• To be done
Below are some records. Say in a single number how many of their lines include the word "sites".

• Supplied entries
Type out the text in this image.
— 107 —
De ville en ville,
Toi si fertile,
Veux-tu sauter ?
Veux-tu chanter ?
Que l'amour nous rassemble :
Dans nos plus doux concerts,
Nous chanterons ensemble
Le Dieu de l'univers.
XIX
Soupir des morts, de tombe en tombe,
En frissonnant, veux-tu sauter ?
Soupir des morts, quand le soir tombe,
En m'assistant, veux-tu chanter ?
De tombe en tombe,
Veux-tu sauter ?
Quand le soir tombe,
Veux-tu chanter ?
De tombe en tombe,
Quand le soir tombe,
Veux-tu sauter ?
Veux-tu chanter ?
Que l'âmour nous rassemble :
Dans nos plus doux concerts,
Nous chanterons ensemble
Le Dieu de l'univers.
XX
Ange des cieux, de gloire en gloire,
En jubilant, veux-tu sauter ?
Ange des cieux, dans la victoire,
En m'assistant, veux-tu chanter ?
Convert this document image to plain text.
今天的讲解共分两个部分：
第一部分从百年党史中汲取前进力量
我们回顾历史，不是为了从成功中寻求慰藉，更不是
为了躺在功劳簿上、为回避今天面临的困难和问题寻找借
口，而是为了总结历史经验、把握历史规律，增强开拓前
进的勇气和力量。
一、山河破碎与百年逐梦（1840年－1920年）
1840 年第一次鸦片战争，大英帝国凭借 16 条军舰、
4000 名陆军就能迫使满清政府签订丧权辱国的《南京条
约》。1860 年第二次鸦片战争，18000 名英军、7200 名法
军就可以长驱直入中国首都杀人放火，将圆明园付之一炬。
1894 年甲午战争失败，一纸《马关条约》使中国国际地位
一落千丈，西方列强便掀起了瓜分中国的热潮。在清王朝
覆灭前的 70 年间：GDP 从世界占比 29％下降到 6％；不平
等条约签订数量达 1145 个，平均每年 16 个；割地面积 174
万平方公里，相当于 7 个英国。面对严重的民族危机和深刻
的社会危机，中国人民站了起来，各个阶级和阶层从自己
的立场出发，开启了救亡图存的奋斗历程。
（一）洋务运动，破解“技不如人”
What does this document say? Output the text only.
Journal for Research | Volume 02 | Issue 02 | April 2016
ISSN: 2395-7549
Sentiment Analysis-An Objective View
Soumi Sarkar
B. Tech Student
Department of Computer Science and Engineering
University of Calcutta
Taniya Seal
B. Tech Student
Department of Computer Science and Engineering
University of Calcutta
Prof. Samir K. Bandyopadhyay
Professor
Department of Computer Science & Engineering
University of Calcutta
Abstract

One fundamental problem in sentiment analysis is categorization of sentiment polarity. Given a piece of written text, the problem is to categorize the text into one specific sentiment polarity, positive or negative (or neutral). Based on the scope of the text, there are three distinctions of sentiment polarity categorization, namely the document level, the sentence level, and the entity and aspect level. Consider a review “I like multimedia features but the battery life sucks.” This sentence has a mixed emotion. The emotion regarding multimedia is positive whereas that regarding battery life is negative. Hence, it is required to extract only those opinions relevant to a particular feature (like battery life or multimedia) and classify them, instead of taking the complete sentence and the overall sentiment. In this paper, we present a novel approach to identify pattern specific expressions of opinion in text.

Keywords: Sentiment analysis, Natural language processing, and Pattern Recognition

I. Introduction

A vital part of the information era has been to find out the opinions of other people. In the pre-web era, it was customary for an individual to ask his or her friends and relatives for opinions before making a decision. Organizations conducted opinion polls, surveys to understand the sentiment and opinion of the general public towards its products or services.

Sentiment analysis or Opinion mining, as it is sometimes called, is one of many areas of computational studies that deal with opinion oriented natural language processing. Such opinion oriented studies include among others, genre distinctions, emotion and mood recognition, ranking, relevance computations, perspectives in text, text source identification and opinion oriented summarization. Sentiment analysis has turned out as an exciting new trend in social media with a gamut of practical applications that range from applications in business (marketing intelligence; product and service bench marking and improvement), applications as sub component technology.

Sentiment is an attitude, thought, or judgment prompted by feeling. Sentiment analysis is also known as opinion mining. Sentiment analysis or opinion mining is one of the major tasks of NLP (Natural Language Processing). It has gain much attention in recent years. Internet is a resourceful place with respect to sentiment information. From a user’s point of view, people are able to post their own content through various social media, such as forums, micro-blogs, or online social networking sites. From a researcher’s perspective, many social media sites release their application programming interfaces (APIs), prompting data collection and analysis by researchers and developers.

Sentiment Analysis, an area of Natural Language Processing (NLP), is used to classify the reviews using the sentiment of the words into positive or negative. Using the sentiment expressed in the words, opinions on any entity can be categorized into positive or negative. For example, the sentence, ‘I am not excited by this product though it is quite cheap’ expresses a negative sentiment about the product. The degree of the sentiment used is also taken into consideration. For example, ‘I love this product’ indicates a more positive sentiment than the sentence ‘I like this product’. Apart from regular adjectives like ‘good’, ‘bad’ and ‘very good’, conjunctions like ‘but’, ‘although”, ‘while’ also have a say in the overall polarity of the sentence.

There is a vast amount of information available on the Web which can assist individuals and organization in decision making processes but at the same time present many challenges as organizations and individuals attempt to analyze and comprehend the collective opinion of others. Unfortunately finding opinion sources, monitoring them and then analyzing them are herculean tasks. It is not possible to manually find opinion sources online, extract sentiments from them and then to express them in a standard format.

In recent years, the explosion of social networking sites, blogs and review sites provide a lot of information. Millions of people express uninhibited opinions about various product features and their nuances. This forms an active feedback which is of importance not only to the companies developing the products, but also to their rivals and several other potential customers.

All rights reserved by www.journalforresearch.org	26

• Problem solution
2